_QUOTED TEXT:_
Saturday, February 22, 2014

Shopping Triathlon

Living on board an ocean going sailboat at a mooring and going to 'work' every morning is loses some of its novelty after the first few weeks. It feels slightly wrong to stay in one place on a boat that is used to seeing different pastures every week or two. So, rather than do the sensible thing and cadge a ride into Whangarei to do my grocery shopping, I decided to take Ladybug out for a little exercise and sail up the river. The rains had finally let off by early Saturday morning but a thick mist hung over the mountains and the other side of the estuary was but a faint outline.

A tiny breeze filled in around 8 am, so I peeled off the sodden sail cover and hoisted the full main. Of course the wind then went elsewhere, so I made breakfast and waited 'sailing' at the mooring. Around 9, I gave up and turned on the engine, dropped the mooring line and motored past a steel schooner which had just arrived in the bay.

The navigation at the mouth of McLeod Bay is tricky - a sandbar fills much of the bay and then, if you head straight for the channel, another one lies in wait in what looks like perfectly clear water. I checked the chart and ran between the two bars, passing a succession of small fishing boats out for their weekend session.

[Data items]
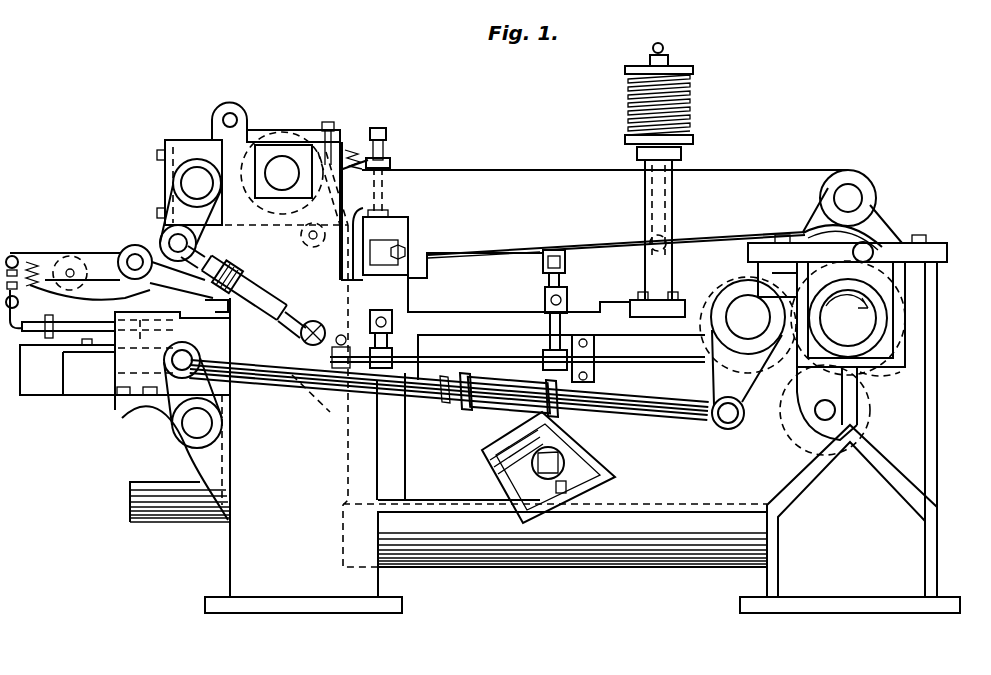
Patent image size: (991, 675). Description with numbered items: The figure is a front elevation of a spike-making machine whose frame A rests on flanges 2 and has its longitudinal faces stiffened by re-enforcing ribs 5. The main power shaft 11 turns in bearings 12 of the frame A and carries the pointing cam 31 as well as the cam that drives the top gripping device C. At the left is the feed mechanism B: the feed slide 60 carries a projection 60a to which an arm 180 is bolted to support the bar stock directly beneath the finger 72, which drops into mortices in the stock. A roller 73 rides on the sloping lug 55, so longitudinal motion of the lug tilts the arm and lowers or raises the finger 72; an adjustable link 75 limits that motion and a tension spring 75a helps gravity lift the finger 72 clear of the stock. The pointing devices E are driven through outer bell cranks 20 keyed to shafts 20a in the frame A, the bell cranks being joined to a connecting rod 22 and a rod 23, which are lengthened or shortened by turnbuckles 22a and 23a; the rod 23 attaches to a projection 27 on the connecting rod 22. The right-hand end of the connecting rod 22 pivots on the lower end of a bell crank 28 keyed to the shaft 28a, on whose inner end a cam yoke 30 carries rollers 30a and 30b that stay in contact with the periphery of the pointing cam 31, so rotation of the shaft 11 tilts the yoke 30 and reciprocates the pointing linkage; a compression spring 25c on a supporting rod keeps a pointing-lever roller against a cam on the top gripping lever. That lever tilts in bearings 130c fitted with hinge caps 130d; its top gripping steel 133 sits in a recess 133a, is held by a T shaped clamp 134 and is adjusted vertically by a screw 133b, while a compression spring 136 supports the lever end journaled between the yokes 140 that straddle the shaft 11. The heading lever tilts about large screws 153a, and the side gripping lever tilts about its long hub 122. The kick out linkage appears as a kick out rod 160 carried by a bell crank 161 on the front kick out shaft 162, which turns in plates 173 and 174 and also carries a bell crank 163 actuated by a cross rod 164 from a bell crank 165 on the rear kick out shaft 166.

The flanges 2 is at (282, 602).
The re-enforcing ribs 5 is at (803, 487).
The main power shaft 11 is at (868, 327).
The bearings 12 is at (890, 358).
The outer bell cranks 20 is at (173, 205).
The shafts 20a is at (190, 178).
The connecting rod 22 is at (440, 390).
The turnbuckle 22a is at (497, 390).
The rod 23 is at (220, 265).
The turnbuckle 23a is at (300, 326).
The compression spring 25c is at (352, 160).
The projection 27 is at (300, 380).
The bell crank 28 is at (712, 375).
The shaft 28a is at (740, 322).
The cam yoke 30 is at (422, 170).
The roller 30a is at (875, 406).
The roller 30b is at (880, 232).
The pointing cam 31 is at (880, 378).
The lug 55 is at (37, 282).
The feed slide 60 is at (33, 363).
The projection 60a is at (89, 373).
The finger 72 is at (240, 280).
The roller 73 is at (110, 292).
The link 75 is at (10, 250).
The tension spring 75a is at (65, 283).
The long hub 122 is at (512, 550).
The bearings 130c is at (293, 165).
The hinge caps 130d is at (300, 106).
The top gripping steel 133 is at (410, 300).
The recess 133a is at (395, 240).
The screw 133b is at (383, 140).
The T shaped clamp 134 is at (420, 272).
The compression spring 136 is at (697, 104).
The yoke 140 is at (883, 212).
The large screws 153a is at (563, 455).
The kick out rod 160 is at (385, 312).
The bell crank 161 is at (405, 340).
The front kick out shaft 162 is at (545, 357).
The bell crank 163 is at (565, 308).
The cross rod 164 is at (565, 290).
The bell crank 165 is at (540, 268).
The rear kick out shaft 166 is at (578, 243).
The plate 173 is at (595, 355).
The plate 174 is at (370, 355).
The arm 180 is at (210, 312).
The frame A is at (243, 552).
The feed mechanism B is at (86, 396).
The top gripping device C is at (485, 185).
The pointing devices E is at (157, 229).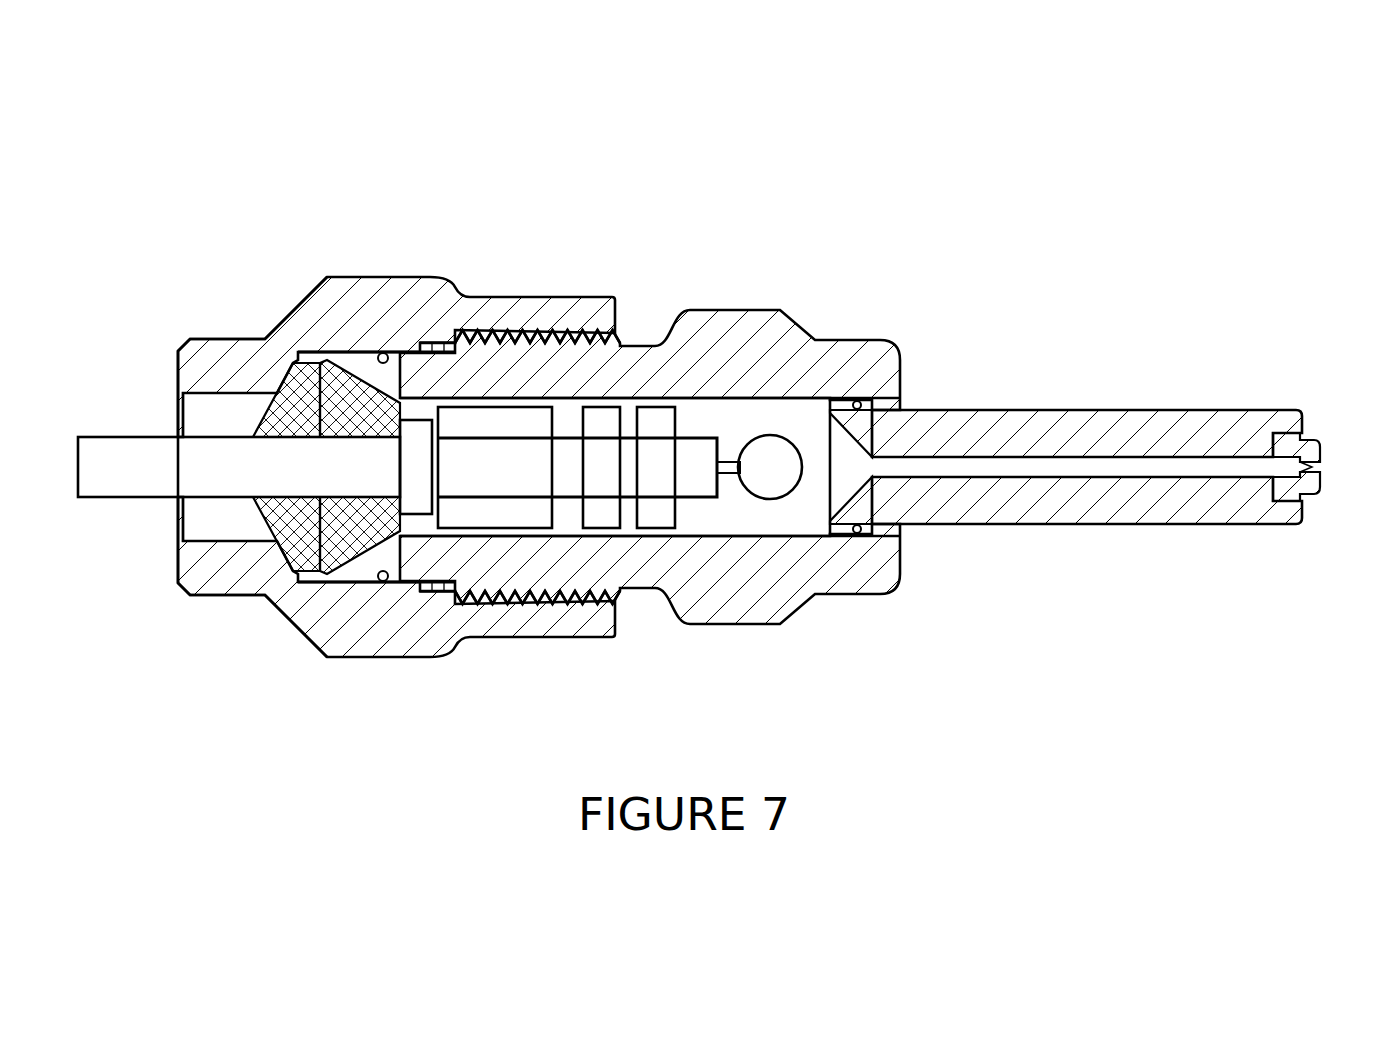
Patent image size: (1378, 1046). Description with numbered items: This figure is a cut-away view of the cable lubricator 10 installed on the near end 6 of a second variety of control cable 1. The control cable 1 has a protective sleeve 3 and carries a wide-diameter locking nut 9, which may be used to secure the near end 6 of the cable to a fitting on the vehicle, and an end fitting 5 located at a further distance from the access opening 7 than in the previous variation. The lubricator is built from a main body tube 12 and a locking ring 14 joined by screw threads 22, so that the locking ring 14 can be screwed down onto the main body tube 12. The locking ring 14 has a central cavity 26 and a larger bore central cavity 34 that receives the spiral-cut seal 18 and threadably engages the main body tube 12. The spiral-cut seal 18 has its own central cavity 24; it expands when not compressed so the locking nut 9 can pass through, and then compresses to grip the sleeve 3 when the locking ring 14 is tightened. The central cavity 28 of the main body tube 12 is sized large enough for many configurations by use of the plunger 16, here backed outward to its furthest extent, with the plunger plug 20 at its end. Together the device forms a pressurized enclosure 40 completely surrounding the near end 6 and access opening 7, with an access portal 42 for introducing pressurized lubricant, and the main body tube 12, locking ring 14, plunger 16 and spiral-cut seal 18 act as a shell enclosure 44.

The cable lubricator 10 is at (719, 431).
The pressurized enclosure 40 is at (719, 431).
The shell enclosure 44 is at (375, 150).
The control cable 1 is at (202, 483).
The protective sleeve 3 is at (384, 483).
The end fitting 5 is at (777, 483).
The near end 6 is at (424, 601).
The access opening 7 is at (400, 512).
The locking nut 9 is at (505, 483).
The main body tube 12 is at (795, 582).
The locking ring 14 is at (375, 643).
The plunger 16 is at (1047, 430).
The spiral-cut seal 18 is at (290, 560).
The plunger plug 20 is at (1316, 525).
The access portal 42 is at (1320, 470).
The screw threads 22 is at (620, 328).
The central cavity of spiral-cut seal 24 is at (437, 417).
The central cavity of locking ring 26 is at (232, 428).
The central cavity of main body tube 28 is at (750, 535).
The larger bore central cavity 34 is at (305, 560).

_WORK TO DO:_
A: Using the sailing blog post, say whether each statement agrees with it. Answer yes or no, and quote the words that settle it. (i) Rain was still falling on Saturday morning. (ii) A light breeze came up around 8 am. (iii) The engine was started around 9.
B: Extract word for word the part of the sailing blog post that opens with the words containing "Living on board" and closes with "a faint outline.".
The data items play no role here.

_TASK-BY-TASK OUTPUTS:_
A:
(i) No: "The rains had finally let off by early Saturday morning"
(ii) Yes: "A tiny breeze filled in around 8 am"
(iii) Yes: "Around 9, I gave up and turned on the engine"

B:
Living on board an ocean going sailboat at a mooring and going to 'work' every morning is loses some of its novelty after the first few weeks. It feels slightly wrong to stay in one place on a boat that is used to seeing different pastures every week or two. So, rather than do the sensible thing and cadge a ride into Whangarei to do my grocery shopping, I decided to take Ladybug out for a little exercise and sail up the river. The rains had finally let off by early Saturday morning but a thick mist hung over the mountains and the other side of the estuary was but a faint outline.